Task goal: Read the lines below. Copy out any that hold the string "color".

--------------------------------------------------

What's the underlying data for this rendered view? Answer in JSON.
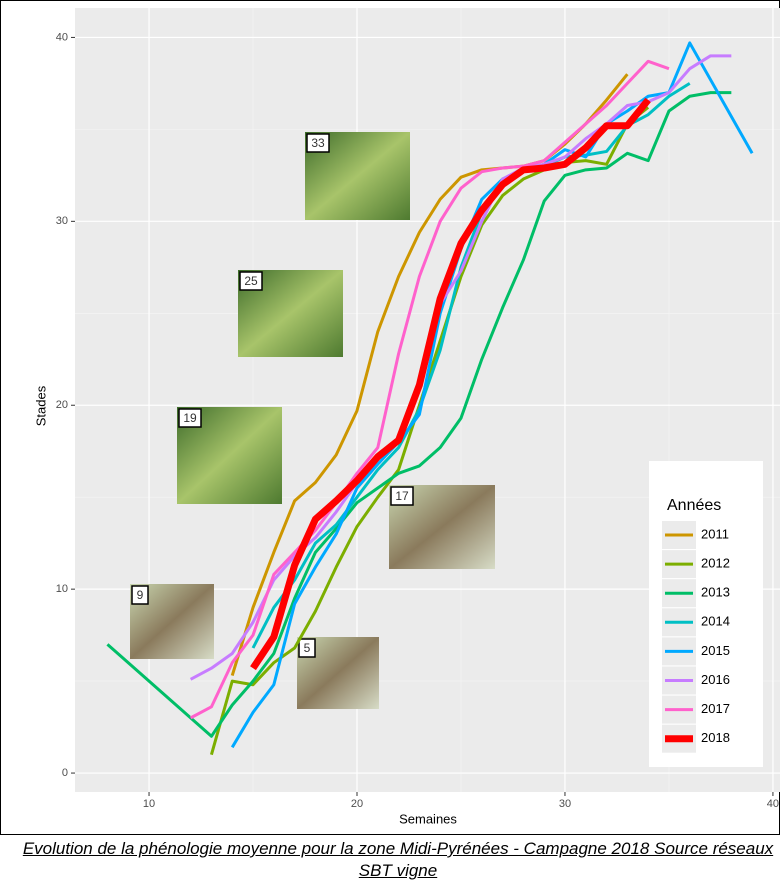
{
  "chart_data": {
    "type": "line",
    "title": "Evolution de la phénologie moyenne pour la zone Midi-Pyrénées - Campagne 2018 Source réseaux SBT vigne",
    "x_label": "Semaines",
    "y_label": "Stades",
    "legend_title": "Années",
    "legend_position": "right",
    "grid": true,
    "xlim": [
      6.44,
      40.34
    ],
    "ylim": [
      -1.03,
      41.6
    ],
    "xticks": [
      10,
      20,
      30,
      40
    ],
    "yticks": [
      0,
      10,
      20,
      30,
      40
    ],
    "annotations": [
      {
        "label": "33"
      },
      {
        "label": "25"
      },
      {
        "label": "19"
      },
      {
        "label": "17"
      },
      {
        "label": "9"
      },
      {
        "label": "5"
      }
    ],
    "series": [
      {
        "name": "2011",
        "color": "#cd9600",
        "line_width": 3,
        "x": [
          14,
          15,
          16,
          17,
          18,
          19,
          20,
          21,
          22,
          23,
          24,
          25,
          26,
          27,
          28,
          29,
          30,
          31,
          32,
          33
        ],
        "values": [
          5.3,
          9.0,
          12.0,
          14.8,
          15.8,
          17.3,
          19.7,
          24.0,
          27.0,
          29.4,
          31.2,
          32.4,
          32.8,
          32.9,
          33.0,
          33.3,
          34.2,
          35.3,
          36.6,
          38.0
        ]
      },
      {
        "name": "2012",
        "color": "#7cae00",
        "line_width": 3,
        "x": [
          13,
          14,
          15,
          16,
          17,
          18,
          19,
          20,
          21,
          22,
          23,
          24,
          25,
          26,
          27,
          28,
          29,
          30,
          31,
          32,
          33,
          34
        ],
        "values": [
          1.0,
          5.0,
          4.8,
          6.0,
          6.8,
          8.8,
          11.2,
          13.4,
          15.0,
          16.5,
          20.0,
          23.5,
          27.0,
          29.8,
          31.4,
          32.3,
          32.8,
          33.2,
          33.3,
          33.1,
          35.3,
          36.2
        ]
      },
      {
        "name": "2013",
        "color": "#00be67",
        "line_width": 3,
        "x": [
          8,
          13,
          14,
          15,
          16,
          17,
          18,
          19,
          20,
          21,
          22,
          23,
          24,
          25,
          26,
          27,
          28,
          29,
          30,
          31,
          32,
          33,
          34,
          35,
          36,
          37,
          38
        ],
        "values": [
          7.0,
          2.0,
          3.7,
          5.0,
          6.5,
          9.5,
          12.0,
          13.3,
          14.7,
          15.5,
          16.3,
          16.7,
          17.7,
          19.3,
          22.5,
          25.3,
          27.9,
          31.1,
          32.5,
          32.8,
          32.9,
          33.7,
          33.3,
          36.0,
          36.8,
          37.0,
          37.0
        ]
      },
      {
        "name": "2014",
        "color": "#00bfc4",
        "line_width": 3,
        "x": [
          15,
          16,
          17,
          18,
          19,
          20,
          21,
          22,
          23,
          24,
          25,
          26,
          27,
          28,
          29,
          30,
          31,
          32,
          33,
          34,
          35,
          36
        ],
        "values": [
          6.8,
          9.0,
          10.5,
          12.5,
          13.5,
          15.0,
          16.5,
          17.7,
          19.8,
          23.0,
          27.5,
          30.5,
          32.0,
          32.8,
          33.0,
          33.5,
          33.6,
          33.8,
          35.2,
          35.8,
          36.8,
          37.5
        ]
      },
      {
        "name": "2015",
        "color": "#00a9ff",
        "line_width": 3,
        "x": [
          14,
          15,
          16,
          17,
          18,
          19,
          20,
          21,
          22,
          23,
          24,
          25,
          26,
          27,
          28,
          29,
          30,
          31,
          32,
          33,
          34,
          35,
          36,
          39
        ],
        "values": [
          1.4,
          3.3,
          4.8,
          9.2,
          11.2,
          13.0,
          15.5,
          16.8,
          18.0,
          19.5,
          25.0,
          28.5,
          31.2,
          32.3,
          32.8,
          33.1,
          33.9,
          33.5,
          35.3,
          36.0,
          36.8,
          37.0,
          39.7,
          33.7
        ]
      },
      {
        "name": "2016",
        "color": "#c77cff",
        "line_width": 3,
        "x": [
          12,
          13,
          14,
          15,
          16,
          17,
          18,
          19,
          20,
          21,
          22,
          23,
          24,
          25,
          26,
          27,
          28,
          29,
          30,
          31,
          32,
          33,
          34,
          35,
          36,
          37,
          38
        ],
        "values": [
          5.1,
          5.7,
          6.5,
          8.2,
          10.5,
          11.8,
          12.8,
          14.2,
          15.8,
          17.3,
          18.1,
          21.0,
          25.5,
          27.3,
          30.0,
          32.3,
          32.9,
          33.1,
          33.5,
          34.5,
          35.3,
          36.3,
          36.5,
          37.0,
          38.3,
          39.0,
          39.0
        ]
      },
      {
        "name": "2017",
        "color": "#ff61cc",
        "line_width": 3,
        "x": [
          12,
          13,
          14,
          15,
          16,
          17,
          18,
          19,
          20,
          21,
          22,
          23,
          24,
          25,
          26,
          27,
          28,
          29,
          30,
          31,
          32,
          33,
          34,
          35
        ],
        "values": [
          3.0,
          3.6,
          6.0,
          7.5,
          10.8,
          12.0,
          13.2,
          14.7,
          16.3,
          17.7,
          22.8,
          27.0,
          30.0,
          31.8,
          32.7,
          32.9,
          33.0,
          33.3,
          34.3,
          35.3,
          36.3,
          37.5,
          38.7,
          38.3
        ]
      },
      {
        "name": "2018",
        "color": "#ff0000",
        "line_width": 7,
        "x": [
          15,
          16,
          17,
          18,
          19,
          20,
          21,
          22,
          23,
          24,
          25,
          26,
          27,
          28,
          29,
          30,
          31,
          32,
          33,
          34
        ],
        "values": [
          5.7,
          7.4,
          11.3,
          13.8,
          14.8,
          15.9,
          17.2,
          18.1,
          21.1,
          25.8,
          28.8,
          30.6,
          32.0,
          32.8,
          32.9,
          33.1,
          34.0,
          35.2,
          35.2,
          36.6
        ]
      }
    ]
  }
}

--------------------------------------------------

Written response:
        "color": "#cd9600",
        "color": "#7cae00",
        "color": "#00be67",
        "color": "#00bfc4",
        "color": "#00a9ff",
        "color": "#c77cff",
        "color": "#ff61cc",
        "color": "#ff0000",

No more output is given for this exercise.